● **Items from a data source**
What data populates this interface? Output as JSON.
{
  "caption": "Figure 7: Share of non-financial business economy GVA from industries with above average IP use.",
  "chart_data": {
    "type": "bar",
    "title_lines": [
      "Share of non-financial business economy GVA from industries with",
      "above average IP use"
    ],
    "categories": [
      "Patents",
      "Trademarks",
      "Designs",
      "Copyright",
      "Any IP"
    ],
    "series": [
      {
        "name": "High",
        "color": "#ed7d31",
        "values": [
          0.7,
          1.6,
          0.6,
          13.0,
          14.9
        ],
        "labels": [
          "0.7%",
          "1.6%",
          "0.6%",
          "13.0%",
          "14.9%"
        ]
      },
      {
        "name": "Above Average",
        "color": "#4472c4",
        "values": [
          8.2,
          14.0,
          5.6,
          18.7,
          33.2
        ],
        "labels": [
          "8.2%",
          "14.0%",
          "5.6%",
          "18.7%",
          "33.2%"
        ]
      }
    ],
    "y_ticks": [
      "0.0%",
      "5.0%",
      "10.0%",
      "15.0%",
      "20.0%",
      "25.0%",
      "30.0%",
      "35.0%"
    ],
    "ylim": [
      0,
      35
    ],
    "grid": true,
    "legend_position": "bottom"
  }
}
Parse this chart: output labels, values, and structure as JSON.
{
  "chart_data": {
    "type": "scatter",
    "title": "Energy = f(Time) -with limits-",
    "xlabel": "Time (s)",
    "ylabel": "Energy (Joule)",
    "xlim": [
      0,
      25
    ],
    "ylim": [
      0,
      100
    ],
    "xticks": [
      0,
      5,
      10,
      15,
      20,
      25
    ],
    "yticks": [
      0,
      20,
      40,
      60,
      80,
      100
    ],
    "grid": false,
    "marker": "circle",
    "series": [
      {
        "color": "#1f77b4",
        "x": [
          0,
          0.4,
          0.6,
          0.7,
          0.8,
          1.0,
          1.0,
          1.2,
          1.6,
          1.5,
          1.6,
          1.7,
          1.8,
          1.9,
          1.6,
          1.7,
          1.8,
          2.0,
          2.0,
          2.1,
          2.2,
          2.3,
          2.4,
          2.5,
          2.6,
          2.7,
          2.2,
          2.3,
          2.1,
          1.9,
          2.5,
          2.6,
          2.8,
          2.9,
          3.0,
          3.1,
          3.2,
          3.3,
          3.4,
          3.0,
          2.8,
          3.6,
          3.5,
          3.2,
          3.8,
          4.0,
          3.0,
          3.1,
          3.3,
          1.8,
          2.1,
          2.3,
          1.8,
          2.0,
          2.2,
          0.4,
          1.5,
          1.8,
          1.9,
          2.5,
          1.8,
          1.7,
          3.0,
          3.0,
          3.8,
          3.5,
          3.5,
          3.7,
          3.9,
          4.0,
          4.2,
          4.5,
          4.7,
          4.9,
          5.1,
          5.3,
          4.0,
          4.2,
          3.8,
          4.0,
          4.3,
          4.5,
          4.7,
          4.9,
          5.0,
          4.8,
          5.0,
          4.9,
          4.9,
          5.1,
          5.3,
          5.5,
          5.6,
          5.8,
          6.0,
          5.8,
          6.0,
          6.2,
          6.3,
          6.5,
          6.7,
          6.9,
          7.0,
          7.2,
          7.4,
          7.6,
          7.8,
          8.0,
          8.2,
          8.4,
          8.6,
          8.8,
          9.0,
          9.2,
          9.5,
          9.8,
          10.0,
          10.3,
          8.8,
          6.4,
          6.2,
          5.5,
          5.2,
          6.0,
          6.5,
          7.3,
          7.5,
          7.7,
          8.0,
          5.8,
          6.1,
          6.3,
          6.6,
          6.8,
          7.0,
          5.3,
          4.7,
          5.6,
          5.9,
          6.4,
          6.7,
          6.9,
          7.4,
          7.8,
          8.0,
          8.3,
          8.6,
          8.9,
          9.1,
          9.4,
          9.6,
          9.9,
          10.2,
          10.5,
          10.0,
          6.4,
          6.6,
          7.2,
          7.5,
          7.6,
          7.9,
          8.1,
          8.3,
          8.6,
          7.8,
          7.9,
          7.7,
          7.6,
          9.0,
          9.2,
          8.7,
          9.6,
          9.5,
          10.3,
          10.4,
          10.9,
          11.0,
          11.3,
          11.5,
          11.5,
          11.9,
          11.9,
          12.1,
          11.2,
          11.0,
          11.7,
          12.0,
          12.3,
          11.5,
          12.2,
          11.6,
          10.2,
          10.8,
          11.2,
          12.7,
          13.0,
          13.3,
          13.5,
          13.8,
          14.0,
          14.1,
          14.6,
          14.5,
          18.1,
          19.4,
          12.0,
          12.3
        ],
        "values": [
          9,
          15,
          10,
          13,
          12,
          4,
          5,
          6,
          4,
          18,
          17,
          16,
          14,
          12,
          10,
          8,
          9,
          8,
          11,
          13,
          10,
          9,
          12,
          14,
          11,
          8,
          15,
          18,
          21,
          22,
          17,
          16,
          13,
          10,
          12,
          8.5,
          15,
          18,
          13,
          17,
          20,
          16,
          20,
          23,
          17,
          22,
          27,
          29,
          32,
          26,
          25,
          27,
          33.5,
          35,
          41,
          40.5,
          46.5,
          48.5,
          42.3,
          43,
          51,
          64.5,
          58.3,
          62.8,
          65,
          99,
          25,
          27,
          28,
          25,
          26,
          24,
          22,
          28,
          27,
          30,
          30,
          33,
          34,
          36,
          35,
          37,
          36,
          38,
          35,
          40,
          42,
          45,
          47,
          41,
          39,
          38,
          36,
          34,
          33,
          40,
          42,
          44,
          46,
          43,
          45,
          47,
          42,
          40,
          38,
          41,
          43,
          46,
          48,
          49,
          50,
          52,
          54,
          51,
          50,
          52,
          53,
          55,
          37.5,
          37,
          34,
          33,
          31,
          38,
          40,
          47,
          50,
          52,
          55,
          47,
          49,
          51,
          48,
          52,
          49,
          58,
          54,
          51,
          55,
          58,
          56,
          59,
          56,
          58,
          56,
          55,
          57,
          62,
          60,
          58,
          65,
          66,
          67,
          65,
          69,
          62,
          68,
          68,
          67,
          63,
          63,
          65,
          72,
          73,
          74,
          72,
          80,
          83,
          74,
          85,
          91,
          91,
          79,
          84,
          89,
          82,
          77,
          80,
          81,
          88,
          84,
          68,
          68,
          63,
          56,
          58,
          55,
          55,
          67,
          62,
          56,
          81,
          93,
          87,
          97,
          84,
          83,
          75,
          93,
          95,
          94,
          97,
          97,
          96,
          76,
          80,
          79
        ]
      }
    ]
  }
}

● **What you will do**
Using the records given above, list every line that includes the word "Time".

● **Solution to this problem**
    "title": "Energy = f(Time) -with limits-",
    "xlabel": "Time (s)",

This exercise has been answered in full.